**What you are asked to do**: Seek out every line containing the word "name", and copy each.

::::::::

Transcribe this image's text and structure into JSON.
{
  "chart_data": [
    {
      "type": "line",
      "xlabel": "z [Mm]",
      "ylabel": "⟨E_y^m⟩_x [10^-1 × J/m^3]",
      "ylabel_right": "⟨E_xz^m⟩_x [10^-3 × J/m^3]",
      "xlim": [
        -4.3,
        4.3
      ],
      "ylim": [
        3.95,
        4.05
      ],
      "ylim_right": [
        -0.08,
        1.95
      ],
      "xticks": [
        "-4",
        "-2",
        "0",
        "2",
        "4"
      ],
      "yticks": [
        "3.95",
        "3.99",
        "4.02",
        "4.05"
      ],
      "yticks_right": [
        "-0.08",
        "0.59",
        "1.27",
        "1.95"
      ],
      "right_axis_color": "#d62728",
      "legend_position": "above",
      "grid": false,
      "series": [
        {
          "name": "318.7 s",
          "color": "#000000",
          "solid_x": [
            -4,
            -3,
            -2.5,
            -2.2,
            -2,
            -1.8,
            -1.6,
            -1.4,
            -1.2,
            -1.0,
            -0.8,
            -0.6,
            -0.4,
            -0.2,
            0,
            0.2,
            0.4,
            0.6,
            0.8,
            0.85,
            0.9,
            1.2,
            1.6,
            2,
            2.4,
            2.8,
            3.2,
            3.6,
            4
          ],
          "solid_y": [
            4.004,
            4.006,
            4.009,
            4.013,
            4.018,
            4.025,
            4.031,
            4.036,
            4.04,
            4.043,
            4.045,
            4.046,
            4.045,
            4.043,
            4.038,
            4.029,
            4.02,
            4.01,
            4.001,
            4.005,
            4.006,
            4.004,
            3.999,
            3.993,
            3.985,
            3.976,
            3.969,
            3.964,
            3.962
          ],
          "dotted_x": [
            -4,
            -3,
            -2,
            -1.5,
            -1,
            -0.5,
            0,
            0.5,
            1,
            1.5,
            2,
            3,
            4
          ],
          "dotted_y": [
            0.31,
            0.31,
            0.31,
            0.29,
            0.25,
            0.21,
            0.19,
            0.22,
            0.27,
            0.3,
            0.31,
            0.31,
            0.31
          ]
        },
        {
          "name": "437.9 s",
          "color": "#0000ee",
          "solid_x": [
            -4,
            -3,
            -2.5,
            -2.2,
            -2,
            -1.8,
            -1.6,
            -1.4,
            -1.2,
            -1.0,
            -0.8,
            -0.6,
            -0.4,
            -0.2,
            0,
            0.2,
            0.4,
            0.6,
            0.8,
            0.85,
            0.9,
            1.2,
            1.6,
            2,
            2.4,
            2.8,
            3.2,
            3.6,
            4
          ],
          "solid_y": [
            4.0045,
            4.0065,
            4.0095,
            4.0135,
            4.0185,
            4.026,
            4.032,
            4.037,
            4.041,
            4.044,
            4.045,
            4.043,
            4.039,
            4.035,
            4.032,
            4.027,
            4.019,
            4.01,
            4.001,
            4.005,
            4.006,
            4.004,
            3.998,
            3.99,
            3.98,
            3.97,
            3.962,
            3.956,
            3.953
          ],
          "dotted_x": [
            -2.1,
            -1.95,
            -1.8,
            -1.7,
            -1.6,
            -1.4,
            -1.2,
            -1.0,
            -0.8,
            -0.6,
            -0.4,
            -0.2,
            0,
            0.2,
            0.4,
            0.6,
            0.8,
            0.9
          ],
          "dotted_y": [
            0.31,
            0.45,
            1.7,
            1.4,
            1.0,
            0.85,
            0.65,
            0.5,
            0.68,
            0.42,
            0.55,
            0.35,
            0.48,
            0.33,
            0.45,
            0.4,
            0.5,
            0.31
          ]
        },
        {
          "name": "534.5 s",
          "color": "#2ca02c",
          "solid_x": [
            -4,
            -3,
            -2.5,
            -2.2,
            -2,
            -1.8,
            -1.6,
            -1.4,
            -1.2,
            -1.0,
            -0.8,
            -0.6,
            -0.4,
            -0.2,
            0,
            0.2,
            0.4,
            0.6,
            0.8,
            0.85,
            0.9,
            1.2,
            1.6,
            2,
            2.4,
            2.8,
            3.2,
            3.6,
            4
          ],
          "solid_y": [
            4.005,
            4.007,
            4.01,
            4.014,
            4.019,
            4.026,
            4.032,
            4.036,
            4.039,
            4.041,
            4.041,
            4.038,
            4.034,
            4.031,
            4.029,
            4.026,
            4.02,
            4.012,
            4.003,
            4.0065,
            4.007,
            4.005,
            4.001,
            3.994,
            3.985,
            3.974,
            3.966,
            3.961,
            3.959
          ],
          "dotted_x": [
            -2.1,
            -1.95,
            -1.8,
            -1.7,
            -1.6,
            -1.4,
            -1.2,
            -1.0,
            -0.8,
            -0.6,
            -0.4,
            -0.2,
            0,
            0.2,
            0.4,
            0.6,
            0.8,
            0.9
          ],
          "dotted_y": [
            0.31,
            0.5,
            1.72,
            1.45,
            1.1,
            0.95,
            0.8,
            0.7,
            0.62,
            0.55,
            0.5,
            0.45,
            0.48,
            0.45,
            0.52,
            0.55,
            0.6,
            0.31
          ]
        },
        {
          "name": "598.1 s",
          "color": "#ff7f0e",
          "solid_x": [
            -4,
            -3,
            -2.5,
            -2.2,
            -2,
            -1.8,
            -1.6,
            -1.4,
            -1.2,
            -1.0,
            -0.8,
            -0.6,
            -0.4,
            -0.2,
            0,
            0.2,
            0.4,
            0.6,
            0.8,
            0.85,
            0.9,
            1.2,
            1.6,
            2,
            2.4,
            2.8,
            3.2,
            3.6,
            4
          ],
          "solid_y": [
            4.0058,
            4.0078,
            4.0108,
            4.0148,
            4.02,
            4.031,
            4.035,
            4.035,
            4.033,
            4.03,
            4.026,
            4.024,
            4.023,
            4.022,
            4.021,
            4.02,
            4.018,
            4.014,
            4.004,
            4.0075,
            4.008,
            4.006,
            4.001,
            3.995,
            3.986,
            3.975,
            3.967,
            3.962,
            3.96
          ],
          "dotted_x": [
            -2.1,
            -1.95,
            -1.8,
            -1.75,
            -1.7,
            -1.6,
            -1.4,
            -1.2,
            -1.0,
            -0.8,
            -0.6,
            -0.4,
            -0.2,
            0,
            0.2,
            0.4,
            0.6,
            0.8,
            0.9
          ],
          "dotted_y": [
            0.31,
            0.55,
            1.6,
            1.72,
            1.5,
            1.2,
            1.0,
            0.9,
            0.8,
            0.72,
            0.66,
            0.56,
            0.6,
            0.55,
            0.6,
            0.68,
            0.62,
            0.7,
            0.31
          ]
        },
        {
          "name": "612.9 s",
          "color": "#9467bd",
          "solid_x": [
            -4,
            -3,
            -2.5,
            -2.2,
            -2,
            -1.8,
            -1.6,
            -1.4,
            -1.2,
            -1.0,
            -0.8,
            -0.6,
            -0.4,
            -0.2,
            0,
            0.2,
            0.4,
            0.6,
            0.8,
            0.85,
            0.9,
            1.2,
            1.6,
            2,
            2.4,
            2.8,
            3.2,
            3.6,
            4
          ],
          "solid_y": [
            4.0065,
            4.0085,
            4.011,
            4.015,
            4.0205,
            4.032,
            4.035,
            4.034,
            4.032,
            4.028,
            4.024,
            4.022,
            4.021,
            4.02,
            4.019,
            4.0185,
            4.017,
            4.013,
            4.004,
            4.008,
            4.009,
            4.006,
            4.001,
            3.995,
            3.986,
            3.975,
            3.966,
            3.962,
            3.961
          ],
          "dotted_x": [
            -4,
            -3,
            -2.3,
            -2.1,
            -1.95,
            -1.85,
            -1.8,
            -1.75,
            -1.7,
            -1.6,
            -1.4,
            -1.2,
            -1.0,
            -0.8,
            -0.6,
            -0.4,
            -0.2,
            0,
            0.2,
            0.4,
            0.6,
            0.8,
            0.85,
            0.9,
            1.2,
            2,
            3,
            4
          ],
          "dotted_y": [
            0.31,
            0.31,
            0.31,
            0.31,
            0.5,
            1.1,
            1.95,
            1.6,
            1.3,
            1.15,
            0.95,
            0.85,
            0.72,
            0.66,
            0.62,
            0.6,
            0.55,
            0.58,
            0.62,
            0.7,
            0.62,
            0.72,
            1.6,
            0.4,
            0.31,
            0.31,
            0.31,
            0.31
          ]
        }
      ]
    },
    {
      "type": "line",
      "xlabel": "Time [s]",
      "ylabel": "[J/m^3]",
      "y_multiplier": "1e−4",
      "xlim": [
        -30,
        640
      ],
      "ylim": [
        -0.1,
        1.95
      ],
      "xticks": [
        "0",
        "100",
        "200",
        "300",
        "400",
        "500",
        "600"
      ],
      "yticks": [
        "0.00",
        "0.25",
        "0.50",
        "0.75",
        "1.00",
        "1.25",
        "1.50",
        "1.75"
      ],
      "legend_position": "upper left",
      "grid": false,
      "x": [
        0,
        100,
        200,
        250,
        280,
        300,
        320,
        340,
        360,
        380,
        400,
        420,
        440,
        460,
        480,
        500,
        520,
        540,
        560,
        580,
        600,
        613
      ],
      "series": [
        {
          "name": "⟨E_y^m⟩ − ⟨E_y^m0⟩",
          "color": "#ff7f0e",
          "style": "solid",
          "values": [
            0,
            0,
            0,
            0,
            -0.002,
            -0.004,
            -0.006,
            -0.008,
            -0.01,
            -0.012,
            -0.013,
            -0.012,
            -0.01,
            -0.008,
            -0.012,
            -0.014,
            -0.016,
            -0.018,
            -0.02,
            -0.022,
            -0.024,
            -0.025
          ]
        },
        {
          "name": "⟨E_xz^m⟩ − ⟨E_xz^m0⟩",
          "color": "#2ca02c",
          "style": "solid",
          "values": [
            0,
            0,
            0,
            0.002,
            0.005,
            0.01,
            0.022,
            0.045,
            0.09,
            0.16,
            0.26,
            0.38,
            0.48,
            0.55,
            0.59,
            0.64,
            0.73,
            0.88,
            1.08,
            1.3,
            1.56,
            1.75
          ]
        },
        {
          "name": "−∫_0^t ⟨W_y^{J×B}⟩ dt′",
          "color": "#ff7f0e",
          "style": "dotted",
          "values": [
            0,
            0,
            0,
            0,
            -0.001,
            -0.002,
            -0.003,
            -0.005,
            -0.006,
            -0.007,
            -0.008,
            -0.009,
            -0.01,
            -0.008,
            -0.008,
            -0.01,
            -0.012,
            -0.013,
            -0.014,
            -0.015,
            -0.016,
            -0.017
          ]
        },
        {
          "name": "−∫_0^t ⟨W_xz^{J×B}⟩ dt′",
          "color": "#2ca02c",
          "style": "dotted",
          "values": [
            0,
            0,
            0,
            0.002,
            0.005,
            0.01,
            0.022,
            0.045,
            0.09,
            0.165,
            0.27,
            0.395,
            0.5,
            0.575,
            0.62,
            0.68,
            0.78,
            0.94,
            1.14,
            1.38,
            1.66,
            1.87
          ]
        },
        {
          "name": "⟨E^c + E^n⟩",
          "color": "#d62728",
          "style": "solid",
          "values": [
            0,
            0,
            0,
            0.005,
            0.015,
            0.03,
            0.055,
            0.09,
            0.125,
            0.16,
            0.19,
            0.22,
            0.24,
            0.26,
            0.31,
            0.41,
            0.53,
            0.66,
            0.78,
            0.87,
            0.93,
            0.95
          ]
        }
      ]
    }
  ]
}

::::::::

**Expected answer**:
          "name": "318.7 s",
          "name": "437.9 s",
          "name": "534.5 s",
          "name": "598.1 s",
          "name": "612.9 s",
          "name": "⟨E_y^m⟩ − ⟨E_y^m0⟩",
          "name": "⟨E_xz^m⟩ − ⟨E_xz^m0⟩",
          "name": "−∫_0^t ⟨W_y^{J×B}⟩ dt′",
          "name": "−∫_0^t ⟨W_xz^{J×B}⟩ dt′",
          "name": "⟨E^c + E^n⟩",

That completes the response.